- **What is asked**: Of all the lines in this data, how many include "rdquo"? Respond with the number only.

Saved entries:
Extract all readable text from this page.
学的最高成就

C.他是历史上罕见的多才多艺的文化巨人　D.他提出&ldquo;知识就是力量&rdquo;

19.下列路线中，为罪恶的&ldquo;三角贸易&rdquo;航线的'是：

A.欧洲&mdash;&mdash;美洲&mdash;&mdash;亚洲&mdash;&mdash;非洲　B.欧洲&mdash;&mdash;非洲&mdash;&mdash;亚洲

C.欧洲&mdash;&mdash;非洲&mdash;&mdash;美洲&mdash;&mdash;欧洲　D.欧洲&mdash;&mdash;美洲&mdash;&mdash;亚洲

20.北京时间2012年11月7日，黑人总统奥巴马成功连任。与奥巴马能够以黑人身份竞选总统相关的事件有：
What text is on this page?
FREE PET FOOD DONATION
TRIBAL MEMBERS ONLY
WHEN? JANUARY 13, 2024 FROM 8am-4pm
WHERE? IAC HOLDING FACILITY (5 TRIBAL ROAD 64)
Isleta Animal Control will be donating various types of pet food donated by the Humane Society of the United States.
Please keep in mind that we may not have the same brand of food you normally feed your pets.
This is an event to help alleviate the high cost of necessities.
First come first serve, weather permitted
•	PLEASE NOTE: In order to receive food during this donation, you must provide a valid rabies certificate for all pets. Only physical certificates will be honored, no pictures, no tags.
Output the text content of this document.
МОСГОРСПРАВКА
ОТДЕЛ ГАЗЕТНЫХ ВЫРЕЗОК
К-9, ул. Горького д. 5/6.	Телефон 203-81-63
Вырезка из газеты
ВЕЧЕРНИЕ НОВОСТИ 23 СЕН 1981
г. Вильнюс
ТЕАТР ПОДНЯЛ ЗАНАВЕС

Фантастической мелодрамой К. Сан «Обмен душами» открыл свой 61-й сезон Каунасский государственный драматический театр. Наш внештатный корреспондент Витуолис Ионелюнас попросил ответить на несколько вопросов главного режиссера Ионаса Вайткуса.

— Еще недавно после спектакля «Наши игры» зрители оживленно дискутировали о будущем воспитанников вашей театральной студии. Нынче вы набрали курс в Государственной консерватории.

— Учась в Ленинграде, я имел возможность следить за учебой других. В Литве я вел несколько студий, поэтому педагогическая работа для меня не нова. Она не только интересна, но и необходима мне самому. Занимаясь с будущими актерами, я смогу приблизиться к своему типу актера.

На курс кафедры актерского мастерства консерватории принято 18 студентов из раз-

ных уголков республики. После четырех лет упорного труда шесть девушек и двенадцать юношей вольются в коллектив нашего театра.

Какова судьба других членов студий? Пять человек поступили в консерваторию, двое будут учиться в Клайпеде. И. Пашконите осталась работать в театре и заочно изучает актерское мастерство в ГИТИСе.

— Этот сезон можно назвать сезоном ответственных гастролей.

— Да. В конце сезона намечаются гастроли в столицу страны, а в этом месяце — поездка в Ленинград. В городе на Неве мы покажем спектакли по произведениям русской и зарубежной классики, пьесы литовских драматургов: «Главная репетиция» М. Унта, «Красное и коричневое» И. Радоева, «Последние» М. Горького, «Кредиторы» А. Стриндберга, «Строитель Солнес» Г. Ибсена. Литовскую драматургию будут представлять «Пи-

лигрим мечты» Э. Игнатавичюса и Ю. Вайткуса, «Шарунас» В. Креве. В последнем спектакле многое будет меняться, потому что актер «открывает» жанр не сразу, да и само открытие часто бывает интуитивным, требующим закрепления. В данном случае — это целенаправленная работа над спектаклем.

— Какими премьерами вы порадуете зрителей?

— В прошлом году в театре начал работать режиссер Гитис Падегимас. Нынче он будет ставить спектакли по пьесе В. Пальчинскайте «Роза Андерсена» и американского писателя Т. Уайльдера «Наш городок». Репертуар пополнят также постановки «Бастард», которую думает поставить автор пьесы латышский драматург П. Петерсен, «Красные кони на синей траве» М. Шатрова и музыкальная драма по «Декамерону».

- **Solved exercise**: 2